§ **EXTRACT PROVIDED**
▼

Perceived social isolation (i.e., loneliness) has been found to predict increased morbidity and mortality (e.g., Holt-Lunstad et al. 2010) even after adjusting for objective social isolation and health behaviors (Luo & Waite 2014). Similarly, more recent research (Tanskanen & Anttila, 2016) suggests that social isolation, even from only a few spheres of social relationship, can have an adverse effect on mortality; however, they did not find connection between loneliness and mortality. Social isolation has been connected to physical or general health whereas loneliness has more impact on mental health (Cornwell & Waite, 2009).

Risk factors related positively to loneliness include male gender, physical health symptoms, chronic work or social stress, small social network, and lack of a spousal confidant (e.g., Hawkley et al. 2008). It is clear that we need to be aware of the negative impact of both social isolation and loneliness during the coronavirus pandemic. However, naturally most of our efforts go to maintain social contacts. We are telling each other and trying to maintain online contacts, participate in online groups, webinars etc. This might help with the social isolation aspect (which is still very important), however, we need to put separate attention and effort to address our loneliness.

Why is the perception of social isolation (loneliness) important to consider?

Human and animal research on the effects of social isolation on the brain suggests the involvement of multiple, functionally distinct brain mechanisms including neural mechanisms involved in social threat surveillance and aversion (e.g., amygdala, anterior insula, anterior cingulate), social reward (e.g., ventral striatum), and attention to one’s self-preservation in a social context (e.g., orbitofrontal cortex, medial prefrontal cortex, superior temporal sulcus, temporal parietal junction) (Bickart et al. 2012; Eisenberger & Cole 2012; Klumpp et al. 2012). The perception of isolation from others does not only makes us unhappy, but also signals danger.

▲

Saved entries
▼

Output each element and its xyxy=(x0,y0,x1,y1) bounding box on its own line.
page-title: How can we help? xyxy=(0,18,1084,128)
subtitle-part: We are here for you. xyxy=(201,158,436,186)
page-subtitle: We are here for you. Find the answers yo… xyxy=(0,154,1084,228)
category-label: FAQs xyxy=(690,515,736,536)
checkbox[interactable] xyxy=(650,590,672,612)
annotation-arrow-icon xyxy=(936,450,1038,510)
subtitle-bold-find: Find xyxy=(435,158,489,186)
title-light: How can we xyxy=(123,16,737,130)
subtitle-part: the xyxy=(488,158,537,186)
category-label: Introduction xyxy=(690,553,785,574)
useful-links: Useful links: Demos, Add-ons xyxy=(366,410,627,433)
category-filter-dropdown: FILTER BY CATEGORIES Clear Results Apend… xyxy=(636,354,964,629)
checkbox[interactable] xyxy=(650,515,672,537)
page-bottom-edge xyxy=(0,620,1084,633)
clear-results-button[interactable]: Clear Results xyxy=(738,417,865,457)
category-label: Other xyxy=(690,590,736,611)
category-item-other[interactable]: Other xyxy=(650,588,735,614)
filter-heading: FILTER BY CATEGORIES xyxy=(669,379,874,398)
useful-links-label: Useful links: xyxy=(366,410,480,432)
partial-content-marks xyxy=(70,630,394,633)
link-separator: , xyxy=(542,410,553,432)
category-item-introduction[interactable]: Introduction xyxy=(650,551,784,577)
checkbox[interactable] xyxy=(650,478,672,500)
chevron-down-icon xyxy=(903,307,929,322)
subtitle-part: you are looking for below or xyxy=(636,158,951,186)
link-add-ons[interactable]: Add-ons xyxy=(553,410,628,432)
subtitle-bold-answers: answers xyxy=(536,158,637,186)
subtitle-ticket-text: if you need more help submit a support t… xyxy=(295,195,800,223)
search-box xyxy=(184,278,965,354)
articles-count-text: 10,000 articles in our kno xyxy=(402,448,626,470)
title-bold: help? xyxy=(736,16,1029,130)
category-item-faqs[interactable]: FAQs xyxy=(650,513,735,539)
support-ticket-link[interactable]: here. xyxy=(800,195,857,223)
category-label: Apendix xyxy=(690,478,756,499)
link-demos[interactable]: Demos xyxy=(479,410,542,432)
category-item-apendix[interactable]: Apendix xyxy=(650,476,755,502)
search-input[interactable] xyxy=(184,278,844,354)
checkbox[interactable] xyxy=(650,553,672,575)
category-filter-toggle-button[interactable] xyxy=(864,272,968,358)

▲

§ **TASK 1**
From the passage on loneliness and social isolation, echo everything from "Perceived social isolation" down to "(Cornwell & Waite, 2009)." word for word.
§ **TASK 2**
Answer these questions using the passage on loneliness and social isolation:
(a) According to Cornwell & Waite (2009), which kind of health does loneliness have more impact on?
(b) Which brain region is named as an example of the mechanisms involved in social reward?
(c) Which study found no connection between loneliness and mortality?
§ **TASK 3**
Finish out the next part of the passage on loneliness and social isolation, continuing after its final sentence.

§ **TASK RESPONSE 1**
Perceived social isolation (i.e., loneliness) has been found to predict increased morbidity and mortality (e.g., Holt-Lunstad et al. 2010) even after adjusting for objective social isolation and health behaviors (Luo & Waite 2014). Similarly, more recent research (Tanskanen & Anttila, 2016) suggests that social isolation, even from only a few spheres of social relationship, can have an adverse effect on mortality; however, they did not find connection between loneliness and mortality. Social isolation has been connected to physical or general health whereas loneliness has more impact on mental health (Cornwell & Waite, 2009).

§ **TASK RESPONSE 2**
(a) Mental health.
(b) The ventral striatum.
(c) Tanskanen & Anttila (2016).

§ **TASK RESPONSE 3**
Perceived social isolation activates neural, neuroendocrine, and behavioral responses that promote short-term self-preservation. Among the range of neural and behavioral effects of perceived isolation documented in human adults are an increased implicit vigilance for social threats along with increased anxiety, hostility, and social withdrawal; increased sleep fragmentation and daytime fatigue; increased vascular resistance and altered gene expression and immunity; decreased impulse control in favor of responses highest in the response hierarchy (i.e., prepotent responding); increased negativity and depressive symptomatology; and increased age-related cognitive decline and risk of dementia (Cacioppo & Hawkley 2009).

Indeed, growing evidence indicates that loneliness increases attention to negative social stimuli (e.g., social threats, rejection, exclusion). These changes observed in human and animal studies support short-term self-preservation by preparing the individual to detect and defend against any potential assault as well as to identify and solicit any socially mediated resources (e.g., food, shelter, reproductive opportunities) that may become available.

A large cohort study has recently revealed that different methods of contact are not equal in reducing feelings of loneliness and depression. These investigators found a higher risk of depression in those with less than once-a-month face to face contact with children, family, or friends. People with once or twice-a-week contact had the lowest rates of depression. However, older age, interpersonal conflict, and depression at baseline decreased the effect of physical contact. That is, if a person is prone to depression, is physically frail, or the relationship causes tension, a phone call may be as good (or better) than in-person contact (Teo et al., 2015). There is also an increasing amount of evidence that pets, especially dogs and cats, are associated with health benefits and reduced mortality.